-------- Task data --------
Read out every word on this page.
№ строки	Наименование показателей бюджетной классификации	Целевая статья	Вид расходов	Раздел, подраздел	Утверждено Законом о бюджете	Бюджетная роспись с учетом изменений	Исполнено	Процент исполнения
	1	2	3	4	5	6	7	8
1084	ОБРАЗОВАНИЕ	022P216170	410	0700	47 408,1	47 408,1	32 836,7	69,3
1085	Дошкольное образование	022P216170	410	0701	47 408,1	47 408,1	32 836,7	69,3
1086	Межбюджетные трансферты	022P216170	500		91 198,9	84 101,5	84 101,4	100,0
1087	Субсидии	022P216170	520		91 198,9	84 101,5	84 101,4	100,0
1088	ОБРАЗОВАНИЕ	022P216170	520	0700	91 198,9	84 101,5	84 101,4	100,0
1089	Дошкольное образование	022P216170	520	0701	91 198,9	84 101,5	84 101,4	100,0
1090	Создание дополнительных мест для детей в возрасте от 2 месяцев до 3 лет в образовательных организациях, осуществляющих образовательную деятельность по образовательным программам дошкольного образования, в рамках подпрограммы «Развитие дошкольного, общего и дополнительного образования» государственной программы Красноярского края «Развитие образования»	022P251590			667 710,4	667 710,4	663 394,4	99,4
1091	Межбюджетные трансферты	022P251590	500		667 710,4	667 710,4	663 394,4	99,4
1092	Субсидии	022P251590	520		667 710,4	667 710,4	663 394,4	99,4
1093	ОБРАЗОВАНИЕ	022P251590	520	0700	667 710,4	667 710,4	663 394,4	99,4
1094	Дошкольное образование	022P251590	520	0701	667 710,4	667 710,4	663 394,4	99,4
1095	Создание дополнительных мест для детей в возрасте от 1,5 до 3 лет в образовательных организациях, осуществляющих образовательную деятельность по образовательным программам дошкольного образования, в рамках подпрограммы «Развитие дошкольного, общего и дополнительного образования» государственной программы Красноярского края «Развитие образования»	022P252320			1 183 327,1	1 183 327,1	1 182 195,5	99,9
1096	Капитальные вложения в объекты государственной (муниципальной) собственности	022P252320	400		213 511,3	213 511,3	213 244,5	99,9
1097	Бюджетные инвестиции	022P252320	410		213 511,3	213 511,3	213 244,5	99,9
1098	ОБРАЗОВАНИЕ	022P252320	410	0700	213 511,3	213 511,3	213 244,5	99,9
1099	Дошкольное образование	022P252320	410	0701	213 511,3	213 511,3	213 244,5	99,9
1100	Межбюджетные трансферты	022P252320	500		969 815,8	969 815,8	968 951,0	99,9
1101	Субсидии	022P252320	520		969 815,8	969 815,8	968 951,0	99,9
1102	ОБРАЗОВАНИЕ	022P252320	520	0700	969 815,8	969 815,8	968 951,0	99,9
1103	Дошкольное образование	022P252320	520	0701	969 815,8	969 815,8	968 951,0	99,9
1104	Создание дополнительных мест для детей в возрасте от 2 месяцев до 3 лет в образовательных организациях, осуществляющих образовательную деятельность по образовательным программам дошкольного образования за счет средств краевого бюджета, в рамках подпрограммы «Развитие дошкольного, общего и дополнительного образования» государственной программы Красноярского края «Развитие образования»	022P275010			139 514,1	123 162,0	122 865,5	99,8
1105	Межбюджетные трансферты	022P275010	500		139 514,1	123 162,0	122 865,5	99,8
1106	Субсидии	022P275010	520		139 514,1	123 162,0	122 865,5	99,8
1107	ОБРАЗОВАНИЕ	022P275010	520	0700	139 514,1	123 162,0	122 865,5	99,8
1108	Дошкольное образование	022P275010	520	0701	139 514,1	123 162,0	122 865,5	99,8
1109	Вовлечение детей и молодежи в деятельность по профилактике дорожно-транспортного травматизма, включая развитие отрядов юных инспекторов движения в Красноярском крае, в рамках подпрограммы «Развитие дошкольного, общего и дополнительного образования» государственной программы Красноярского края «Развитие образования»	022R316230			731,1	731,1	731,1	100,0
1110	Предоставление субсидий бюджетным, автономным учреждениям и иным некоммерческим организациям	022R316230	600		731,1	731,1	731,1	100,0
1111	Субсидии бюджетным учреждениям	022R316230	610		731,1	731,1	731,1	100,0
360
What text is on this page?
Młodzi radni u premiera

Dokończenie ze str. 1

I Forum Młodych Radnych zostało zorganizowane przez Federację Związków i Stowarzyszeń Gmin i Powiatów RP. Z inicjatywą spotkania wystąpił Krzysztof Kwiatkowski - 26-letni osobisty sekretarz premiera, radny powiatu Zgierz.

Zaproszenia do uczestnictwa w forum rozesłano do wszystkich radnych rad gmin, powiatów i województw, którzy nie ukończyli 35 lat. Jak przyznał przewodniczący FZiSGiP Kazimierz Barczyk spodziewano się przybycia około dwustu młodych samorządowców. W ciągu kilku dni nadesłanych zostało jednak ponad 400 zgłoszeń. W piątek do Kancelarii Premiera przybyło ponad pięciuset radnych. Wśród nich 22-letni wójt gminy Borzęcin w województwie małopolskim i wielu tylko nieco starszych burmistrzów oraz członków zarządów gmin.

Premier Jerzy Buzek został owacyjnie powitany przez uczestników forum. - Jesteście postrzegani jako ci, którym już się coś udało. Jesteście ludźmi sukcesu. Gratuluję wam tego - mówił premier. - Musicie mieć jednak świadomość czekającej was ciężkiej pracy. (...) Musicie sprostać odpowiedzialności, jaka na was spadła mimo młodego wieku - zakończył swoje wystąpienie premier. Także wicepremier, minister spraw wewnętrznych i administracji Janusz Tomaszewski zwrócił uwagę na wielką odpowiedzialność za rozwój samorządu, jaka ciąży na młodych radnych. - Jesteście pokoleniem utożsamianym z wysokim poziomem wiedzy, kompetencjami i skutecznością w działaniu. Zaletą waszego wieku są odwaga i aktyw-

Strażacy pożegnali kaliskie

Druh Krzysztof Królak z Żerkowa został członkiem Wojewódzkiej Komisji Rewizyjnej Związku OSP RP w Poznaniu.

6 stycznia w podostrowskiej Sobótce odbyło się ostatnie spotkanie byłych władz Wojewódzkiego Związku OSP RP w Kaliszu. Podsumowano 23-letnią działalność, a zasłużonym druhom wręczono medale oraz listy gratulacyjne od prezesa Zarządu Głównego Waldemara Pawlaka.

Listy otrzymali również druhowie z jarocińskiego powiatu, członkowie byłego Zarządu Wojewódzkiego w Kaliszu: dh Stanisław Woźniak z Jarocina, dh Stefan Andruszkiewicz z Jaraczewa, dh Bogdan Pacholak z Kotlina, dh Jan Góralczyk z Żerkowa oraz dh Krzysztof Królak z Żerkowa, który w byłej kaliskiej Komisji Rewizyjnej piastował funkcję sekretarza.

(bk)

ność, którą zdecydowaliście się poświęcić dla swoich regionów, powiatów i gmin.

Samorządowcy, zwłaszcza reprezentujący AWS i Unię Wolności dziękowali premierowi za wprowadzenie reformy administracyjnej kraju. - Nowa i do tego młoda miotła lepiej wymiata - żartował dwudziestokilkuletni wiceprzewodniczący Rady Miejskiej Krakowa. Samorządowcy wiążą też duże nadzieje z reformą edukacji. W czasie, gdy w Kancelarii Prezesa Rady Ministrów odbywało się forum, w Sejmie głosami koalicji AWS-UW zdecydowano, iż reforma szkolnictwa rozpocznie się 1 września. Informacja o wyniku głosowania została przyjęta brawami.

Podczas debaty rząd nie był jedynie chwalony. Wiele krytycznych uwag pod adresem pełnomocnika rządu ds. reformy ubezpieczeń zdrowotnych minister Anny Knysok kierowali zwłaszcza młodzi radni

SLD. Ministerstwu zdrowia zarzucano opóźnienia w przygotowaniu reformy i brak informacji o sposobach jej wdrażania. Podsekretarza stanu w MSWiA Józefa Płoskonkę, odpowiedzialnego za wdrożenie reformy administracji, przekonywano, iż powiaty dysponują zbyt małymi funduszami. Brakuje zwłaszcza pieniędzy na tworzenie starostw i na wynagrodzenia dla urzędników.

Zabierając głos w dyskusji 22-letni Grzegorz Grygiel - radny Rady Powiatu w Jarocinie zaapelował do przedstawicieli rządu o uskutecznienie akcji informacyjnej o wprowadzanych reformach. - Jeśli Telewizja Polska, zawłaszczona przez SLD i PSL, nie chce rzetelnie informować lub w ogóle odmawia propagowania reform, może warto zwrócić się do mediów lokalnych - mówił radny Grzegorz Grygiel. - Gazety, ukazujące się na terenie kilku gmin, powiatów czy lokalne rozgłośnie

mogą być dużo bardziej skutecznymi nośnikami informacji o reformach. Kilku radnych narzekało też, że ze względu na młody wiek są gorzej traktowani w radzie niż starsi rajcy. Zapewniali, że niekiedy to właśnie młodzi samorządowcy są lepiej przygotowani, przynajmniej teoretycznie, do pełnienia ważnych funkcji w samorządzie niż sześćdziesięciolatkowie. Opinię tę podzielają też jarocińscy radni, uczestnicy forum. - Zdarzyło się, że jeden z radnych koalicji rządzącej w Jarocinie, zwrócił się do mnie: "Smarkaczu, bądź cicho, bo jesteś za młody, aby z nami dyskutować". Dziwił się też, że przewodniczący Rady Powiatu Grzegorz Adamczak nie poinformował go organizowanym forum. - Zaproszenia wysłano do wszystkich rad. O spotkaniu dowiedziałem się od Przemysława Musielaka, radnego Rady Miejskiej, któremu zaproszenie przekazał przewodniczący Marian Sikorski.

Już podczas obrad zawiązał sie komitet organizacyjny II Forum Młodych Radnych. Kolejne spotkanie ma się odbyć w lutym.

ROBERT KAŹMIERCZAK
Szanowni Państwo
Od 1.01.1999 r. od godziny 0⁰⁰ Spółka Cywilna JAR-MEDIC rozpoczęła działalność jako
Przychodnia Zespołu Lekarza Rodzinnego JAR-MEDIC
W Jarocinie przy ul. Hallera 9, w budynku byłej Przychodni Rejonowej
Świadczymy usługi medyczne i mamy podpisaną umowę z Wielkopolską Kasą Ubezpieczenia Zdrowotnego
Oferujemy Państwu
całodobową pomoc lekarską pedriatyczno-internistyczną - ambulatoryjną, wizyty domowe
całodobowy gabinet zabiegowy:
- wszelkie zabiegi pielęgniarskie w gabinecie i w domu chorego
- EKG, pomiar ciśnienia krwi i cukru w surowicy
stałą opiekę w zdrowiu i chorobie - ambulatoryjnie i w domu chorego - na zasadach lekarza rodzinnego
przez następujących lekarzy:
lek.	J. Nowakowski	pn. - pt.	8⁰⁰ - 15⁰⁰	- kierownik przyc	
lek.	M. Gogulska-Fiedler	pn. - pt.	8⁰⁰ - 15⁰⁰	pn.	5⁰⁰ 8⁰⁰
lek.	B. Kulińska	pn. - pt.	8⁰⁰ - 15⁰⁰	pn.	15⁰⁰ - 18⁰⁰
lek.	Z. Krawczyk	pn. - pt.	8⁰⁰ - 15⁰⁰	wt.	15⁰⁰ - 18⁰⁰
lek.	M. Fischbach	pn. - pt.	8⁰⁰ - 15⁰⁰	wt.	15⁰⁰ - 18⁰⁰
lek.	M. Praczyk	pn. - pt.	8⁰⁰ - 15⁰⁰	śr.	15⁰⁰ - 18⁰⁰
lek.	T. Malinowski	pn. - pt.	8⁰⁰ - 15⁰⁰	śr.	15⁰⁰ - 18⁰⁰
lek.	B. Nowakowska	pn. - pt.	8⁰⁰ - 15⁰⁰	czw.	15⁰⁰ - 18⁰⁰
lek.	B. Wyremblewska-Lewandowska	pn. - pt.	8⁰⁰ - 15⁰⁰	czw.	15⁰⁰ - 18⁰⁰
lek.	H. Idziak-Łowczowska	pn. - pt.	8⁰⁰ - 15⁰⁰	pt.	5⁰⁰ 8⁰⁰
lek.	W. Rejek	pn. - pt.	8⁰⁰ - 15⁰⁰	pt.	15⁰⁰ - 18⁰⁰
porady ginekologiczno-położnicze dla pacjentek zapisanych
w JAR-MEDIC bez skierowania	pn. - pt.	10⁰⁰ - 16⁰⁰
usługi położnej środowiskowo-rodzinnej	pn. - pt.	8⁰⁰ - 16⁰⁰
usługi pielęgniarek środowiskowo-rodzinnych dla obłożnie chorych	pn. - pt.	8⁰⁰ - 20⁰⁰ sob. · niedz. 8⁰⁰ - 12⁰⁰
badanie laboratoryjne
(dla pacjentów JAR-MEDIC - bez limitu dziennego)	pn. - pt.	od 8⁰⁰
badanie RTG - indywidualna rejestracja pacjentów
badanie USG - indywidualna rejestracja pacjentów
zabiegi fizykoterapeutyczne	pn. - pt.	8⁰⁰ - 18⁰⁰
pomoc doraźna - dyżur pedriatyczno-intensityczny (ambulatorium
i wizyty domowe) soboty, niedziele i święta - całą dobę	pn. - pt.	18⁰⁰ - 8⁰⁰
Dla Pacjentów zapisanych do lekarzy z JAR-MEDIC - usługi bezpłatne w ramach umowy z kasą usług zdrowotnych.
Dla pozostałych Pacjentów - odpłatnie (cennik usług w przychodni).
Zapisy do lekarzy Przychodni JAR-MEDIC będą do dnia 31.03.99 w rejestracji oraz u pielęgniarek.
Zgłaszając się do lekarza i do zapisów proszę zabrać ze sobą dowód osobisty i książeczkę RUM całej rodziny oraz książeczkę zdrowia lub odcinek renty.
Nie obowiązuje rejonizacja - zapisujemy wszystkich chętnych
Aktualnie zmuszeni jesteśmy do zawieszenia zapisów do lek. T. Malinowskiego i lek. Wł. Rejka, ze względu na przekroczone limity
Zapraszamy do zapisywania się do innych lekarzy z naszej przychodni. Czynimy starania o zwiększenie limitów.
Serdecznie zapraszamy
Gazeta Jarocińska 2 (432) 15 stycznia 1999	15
--------
• Goal: Pick out the lines above containing the word "indywidualna", then copy them.

• Response to the exercise:
badanie RTG - indywidualna rejestracja pacjentów
badanie USG - indywidualna rejestracja pacjentów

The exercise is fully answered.